> Task list
[1] In the probability thread, what die roll does one reply say has a probability of zero?
[2] Please carry on the probability thread from its last sentence.

> Selected passage
+===+
This is an interesting question as if it is a Probability then the range should go from "Near zero" to One and not from Zero to One.

What reason do you have to say that a probability cannot be 0?

This is where the Quants made the error and then came up with the "Hundred Year Storm" as an excuse. Ito's Calculus is really Physics; (ballistic trajectory) and shouldn't be used in Finance. (just my opinion)

 

[Tamroes]

To say that something "has no chance" is an idiomatic way of speaking; but if it is a probability then there is always a chance; or it would be a certainty. Probability curves all contain Exponential (e) in some form and this never goes to zero;

 

[Tamroes]

Is a probability of 1 is a cert bet?.

I would say that a probability of 1 is a good bet.

 

[D H]

To say that something "has no chance" is an idiomatic way of speaking; but if it is a probability then there is always a chance; or it would be a certainty. Probability curves all contain Exponential (e) in some form and this never goes to zero;

Nonsense, on both accounts. The probability that roll of a standard die will show seven is zero. The probability mass function for the roll of a die does not contain an exponential in any form. The probability of drawing a two from U(0,1) is zero. The probability density function for a uniform random variable does not contain an exponential in any form. One final example: The probability that the distance from the origin to a point randomly from some distribution is negative is zero. Distance is positive semidefinite.

Note that the probability of drawing 0.5, exactly, from U(0,1) is also zero. A probability of zero does not necessarily indicate an impossible event.

 

[bhobba]

Note that the probability of drawing 0.5, exactly, from U(0,1) is also zero. A probability of zero does not necessarily indicate an impossible event.
+===+
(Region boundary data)
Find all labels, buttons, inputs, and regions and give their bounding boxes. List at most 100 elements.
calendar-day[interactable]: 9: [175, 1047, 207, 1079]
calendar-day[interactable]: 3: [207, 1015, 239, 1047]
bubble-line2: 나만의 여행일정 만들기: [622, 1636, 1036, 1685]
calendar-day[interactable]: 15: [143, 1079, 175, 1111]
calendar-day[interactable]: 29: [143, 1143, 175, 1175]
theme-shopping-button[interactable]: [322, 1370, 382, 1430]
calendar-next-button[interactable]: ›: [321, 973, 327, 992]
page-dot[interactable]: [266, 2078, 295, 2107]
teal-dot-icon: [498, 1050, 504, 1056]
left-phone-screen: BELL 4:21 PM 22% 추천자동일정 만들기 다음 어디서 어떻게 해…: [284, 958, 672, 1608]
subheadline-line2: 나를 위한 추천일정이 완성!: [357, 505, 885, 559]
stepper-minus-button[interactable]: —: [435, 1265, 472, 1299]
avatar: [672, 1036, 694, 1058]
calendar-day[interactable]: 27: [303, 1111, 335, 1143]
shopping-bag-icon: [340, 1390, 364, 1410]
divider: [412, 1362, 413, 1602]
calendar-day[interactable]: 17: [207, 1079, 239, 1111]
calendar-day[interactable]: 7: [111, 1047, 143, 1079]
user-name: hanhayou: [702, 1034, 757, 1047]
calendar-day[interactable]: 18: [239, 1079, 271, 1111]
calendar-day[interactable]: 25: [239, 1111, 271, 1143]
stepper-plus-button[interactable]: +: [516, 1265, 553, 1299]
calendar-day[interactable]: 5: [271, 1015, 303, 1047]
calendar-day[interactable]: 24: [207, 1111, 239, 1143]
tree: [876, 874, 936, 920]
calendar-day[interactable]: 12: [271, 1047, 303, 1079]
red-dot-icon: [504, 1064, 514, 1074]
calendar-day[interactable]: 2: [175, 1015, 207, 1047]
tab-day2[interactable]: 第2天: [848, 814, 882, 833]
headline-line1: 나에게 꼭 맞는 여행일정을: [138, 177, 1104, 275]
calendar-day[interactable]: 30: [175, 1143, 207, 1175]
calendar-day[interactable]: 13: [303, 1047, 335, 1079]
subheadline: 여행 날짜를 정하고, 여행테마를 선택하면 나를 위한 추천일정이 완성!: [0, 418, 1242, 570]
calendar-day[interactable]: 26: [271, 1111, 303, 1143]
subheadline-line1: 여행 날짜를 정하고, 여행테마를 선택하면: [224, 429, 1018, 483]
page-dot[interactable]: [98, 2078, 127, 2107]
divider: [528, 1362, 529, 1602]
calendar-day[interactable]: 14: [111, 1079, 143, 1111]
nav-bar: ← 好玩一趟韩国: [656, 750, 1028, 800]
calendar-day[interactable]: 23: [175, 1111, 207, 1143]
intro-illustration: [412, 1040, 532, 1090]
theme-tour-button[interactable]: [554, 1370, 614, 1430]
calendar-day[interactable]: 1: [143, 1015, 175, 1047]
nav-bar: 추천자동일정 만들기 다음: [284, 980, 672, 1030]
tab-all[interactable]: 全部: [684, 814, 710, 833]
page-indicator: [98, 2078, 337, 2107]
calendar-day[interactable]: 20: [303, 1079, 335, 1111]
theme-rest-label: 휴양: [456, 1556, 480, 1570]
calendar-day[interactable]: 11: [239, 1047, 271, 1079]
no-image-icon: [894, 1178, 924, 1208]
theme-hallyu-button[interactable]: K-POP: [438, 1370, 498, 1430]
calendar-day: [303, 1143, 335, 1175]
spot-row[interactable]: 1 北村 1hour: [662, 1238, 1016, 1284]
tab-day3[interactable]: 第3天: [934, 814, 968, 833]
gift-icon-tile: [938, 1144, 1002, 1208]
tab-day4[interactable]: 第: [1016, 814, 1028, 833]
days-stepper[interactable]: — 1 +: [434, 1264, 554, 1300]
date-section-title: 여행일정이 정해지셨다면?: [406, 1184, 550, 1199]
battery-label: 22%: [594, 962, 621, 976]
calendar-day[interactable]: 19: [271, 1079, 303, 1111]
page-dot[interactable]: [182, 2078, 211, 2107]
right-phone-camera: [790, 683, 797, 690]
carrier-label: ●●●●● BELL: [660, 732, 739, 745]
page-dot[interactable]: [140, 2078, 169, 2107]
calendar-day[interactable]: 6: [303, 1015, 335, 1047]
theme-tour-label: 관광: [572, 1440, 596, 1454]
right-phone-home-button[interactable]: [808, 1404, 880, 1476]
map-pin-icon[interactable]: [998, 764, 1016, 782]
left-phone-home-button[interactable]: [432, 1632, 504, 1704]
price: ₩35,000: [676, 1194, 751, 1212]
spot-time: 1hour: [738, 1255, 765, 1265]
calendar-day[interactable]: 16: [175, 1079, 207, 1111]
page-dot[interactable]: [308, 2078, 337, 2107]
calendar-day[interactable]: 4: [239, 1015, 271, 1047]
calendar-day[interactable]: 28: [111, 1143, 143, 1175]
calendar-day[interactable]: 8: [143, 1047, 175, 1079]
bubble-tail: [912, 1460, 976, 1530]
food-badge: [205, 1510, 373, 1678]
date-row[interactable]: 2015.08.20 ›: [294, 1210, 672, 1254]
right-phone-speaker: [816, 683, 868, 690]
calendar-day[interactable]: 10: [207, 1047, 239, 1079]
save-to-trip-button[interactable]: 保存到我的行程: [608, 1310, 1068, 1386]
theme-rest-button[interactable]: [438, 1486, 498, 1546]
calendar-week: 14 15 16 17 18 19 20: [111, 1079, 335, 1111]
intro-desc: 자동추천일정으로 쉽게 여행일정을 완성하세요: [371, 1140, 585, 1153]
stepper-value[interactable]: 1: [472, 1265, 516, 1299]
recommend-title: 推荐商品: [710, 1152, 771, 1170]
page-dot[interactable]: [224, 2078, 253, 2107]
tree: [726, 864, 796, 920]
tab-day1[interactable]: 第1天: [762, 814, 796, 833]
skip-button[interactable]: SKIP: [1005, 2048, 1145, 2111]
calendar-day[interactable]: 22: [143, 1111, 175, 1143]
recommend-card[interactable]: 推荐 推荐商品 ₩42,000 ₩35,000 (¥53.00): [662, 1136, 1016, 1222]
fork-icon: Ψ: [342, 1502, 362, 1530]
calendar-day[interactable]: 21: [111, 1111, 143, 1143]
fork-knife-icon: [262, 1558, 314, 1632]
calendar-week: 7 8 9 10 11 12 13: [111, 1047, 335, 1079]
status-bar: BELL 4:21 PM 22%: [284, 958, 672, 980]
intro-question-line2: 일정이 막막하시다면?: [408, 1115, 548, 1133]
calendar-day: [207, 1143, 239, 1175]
+===+
> Task-by-task results
[1] A roll of a standard die showing seven.

[2]
Yea that's true - but how would you check you drew .5 - since that would imply an infinite measurement precision. I believe these are the inherently difficult issues with probabilities associated with a continuum. But one can still model such a thing (ie that say a particle is at exactly .5) by the Dirac measure - but its only a model - physically its not possible.

Thanks
Bill

 

[D H]

Bill, you should have posted your question in one of the science sections if you wanted to talk about the use of probability in the sciences. Since you instead posted it in the mathematics section, the responses are (or should be) in terms of mathematics. Mathematics doesn't care about whether it's physically impossible to measure something to infinite precision.

 

[Stephen Tashi]

Mathematics doesn't care about whether it's physically impossible to measure something to infinite precision.

And, to my mind at least, the formal mathematics of probability theory doesn't assert that you can actually take random samples (be they from discrete or continuous random variables). Give a distribution of a random variable X, there are definitions that define the properties of other random variables, such as the joint distribution of "n independent random samples from X". But according to that terminology the random variable "n independent random samples from X" exists only in the sense that a certain distribution ( product measure) can be show to exist.

The informal applied mathematics of probabiltiy theory speaks of random samples as if they are measurements than can actually be made. However, I don't think the formal math of probabilty theory does anything except assert that given a certain function, we can define other types of functions.

 

[Jano L.]

Yea that's true - but how would you check you drew .5 - since that would imply an infinite measurement precision. I believe these are the inherently difficult issues with probabilities associated with a continuum. But one can still model such a thing (ie that say a particle is at exactly .5) by the Dirac measure - but its only a model - physically its not possible.

Bill, you should have posted your question in one of the science sections if you wanted to talk about the use of probability in the sciences. Since you instead posted it in the mathematics section, the responses are (or should be) in terms of mathematics. Mathematics doesn't care about whether it's physically impossible to measure something to infinite precision.

I think Bill is right in that experimentally we cannot measure continuous variables (distance) with infinite accuracy. We usually obtain rational numbers with decimal expansions of few significant digits. Then the number of distinct possible results is finite and zero probability does not arise often.

D H is also right that this has no bearing on the mathematical meaning of probability.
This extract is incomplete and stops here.